### Exercise
Identify all lines of the data containing the string "text" and copy them.

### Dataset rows
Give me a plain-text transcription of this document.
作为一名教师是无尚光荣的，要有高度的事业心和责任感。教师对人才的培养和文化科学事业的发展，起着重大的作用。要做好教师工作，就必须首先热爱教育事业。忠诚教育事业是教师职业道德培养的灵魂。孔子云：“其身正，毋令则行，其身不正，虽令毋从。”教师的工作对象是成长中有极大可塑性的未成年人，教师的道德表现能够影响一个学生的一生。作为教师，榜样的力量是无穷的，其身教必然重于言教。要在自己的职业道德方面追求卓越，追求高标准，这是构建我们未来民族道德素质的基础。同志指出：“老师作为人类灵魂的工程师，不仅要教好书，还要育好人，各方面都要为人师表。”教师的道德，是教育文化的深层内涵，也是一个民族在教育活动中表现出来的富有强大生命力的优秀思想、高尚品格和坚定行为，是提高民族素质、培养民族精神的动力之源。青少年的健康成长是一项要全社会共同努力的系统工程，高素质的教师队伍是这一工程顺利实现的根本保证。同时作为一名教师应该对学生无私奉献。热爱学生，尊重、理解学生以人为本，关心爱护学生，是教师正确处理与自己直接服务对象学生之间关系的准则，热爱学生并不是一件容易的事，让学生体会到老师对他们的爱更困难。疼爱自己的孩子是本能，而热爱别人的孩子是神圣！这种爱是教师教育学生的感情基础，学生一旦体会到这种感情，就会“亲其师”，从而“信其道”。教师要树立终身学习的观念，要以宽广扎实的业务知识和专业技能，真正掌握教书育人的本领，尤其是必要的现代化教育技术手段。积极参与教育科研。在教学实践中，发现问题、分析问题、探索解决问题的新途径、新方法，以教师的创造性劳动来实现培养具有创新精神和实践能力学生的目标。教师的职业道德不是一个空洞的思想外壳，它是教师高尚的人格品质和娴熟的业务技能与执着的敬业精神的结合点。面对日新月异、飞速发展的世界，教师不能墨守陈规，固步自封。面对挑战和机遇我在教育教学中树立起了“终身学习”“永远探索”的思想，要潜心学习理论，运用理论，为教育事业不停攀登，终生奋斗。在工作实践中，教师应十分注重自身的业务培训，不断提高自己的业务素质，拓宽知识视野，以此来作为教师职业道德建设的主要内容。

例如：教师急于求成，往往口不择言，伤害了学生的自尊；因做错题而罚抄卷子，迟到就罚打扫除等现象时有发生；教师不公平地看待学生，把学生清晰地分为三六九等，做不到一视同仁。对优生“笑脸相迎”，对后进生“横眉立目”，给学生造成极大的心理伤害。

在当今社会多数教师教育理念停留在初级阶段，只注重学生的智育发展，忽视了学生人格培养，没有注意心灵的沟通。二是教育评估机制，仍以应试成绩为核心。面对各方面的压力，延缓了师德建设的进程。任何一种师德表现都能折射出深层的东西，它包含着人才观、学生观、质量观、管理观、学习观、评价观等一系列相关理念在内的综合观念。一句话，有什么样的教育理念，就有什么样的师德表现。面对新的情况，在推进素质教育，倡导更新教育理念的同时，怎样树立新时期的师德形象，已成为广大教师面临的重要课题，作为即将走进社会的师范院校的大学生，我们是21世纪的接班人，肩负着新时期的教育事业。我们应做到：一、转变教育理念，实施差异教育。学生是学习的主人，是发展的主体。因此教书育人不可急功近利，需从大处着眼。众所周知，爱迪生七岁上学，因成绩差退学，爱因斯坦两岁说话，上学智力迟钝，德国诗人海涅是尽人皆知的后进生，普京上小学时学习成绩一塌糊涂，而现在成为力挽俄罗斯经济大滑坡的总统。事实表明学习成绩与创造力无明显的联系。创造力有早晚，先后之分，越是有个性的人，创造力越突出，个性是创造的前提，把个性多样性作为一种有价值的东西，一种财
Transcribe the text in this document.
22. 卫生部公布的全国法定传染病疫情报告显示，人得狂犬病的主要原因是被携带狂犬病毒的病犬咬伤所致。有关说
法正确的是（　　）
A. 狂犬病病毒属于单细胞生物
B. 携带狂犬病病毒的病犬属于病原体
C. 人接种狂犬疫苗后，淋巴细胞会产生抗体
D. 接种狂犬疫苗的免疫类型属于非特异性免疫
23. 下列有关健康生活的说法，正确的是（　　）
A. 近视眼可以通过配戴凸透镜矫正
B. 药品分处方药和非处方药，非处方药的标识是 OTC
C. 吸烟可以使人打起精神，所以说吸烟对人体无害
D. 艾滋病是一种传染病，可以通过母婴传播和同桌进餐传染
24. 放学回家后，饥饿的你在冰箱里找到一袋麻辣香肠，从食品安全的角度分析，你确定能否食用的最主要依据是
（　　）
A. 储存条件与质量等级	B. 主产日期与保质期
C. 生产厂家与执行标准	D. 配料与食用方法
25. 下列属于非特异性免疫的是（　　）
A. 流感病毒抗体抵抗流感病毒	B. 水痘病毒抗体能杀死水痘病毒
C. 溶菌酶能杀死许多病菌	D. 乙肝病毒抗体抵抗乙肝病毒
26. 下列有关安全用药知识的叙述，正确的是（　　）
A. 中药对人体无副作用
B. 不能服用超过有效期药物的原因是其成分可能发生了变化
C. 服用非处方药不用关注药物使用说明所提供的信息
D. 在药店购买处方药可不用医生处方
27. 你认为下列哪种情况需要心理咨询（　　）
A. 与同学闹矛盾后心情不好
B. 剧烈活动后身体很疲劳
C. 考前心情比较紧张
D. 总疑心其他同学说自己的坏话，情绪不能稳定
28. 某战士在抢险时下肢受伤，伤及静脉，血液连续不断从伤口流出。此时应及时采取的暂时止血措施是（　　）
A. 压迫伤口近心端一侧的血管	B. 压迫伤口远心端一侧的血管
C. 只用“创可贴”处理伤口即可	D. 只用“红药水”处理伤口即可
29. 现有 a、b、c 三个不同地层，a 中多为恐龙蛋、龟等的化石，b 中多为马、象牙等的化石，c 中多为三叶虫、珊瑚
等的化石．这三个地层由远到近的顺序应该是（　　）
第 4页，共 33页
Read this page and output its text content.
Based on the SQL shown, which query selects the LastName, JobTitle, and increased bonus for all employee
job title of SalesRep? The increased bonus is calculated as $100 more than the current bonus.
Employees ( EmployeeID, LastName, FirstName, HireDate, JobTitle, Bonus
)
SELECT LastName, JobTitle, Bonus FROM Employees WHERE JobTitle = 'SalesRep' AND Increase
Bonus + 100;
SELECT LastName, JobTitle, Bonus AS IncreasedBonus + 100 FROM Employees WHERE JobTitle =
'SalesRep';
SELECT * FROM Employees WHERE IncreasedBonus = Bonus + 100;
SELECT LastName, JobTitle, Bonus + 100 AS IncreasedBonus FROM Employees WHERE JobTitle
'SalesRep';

### Answer to the task
Give me a plain-text transcription of this document.
Transcribe the text in this document.
Read this page and output its text content.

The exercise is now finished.